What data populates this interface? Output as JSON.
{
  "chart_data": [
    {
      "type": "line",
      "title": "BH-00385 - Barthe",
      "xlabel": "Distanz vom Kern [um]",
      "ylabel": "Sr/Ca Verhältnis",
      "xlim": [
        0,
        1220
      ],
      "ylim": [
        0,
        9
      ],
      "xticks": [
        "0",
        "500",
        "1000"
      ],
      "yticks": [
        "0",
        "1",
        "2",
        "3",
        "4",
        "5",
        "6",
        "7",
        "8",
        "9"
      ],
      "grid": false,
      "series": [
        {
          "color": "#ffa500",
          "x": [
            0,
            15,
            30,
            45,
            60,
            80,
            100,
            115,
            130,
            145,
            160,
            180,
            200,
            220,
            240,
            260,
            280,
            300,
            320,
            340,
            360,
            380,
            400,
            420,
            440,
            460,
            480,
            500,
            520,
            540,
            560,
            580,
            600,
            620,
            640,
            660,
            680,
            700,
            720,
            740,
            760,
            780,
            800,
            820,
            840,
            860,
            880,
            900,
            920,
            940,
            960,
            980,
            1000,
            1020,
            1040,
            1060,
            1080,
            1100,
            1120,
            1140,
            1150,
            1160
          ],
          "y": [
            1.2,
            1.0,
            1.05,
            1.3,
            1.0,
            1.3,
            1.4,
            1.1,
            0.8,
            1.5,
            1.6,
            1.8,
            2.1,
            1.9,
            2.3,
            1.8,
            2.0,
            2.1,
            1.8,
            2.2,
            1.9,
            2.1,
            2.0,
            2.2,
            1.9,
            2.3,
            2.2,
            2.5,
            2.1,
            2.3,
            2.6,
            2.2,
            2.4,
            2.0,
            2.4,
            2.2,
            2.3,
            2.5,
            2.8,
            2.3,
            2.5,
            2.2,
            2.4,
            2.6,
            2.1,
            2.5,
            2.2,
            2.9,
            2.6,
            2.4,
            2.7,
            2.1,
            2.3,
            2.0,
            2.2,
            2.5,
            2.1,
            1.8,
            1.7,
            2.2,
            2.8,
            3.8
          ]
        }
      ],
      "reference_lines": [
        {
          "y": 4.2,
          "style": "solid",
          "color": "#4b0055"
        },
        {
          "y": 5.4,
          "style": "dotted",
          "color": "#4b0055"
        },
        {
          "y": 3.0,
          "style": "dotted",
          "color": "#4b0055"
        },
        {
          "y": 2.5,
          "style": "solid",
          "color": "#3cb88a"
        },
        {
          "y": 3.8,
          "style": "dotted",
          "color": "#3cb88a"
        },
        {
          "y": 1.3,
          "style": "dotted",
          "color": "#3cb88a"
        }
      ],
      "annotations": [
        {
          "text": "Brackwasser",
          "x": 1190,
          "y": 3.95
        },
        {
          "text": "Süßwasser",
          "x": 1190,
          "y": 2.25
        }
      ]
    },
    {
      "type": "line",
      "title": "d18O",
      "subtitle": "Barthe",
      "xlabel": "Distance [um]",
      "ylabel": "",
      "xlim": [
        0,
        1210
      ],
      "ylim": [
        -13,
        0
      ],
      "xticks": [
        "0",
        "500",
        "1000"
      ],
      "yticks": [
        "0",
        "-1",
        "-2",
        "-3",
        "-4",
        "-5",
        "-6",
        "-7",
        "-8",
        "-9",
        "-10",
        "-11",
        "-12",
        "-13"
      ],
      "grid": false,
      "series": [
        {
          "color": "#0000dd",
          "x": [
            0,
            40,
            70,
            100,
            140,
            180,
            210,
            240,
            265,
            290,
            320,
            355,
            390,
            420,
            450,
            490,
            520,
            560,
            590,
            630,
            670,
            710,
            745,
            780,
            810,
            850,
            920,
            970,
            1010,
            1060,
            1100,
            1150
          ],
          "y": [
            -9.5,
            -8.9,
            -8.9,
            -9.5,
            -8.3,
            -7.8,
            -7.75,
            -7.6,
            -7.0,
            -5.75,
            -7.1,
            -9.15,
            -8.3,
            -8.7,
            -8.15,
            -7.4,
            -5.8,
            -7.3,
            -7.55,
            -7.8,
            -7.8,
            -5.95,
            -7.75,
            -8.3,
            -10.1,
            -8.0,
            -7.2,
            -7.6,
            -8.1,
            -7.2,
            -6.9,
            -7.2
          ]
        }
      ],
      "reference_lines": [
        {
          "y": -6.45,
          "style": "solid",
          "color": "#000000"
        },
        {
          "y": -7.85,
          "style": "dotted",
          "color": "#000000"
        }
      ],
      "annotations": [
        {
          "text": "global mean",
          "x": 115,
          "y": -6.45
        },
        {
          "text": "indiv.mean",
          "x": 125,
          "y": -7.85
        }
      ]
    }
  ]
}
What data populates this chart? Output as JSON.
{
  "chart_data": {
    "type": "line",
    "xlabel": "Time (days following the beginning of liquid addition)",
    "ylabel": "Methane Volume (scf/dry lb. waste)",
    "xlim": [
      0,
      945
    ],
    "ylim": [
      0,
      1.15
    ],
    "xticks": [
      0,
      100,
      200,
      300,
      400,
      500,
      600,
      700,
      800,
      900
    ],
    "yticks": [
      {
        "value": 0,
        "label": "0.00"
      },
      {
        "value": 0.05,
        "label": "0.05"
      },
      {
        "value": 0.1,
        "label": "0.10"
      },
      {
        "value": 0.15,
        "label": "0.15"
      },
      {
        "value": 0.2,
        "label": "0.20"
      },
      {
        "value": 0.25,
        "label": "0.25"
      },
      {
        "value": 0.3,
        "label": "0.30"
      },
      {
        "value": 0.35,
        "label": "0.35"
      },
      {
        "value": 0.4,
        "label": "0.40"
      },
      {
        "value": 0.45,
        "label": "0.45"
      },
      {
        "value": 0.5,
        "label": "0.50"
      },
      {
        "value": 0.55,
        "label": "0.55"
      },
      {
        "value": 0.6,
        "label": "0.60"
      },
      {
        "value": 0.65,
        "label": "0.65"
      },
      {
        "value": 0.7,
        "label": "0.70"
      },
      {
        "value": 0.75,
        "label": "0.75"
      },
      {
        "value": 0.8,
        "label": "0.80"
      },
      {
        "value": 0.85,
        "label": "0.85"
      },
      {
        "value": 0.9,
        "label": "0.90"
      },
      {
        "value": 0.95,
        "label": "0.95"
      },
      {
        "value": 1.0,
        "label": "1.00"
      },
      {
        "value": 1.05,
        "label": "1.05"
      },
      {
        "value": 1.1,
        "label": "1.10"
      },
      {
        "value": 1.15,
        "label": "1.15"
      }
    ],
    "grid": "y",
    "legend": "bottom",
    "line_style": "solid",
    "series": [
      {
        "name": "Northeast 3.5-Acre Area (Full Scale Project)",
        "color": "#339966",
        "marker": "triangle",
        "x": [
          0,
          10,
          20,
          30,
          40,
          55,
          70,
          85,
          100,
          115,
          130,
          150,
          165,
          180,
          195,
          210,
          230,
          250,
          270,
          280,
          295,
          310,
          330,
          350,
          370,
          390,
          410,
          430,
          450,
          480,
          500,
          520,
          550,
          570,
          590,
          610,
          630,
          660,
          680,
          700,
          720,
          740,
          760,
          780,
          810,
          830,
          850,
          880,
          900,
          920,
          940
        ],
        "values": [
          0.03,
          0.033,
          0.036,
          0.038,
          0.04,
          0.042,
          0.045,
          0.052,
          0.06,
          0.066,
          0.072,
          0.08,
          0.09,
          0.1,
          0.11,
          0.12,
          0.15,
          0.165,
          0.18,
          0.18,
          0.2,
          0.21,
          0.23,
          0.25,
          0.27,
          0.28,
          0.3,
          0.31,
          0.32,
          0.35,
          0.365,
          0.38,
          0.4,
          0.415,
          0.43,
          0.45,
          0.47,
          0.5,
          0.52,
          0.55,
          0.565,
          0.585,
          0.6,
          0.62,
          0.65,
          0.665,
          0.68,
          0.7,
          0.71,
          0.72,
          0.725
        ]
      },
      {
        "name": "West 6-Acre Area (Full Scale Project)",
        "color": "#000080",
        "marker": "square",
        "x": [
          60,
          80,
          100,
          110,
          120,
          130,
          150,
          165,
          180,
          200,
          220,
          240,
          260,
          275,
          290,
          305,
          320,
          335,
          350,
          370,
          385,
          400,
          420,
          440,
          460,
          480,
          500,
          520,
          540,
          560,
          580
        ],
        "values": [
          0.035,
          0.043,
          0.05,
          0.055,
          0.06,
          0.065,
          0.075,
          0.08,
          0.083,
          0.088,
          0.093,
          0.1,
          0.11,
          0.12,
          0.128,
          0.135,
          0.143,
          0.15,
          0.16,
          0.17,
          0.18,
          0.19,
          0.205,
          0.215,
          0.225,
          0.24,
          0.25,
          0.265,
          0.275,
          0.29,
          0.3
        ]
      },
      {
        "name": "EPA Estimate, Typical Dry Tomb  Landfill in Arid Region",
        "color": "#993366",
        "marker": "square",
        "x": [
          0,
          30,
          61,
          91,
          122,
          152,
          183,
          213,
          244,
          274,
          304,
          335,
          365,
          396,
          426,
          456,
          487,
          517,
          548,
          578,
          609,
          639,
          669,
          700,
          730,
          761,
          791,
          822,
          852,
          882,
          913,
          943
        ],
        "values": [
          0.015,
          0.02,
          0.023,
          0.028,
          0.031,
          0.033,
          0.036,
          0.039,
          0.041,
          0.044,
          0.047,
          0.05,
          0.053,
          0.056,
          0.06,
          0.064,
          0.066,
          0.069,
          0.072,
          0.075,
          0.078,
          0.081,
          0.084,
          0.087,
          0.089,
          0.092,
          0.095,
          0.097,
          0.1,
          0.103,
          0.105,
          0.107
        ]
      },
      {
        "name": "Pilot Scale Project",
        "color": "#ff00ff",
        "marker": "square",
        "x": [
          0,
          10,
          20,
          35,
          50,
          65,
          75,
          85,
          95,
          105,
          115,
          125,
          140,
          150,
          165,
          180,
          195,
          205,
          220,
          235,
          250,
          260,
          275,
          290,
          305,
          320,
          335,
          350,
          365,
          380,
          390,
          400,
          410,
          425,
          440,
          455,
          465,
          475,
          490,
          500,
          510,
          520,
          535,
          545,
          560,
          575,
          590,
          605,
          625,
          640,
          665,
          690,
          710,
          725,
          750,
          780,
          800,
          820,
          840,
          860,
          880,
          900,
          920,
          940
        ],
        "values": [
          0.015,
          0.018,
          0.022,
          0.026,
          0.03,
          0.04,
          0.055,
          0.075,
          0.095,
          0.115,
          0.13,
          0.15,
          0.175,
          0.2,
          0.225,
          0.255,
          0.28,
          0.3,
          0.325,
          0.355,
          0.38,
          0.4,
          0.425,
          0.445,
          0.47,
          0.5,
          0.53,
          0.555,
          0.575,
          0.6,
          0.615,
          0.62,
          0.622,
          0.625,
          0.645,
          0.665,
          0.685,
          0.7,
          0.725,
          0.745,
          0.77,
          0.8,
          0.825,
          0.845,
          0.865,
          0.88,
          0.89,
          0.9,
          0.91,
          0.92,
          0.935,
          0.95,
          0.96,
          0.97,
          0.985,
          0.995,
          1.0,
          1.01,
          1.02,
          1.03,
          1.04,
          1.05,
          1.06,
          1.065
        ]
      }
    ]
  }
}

_Given exercise_
Looking at the records above, work out how many lines include the word "ylabel", then give that number by itself.

_Task solution_
3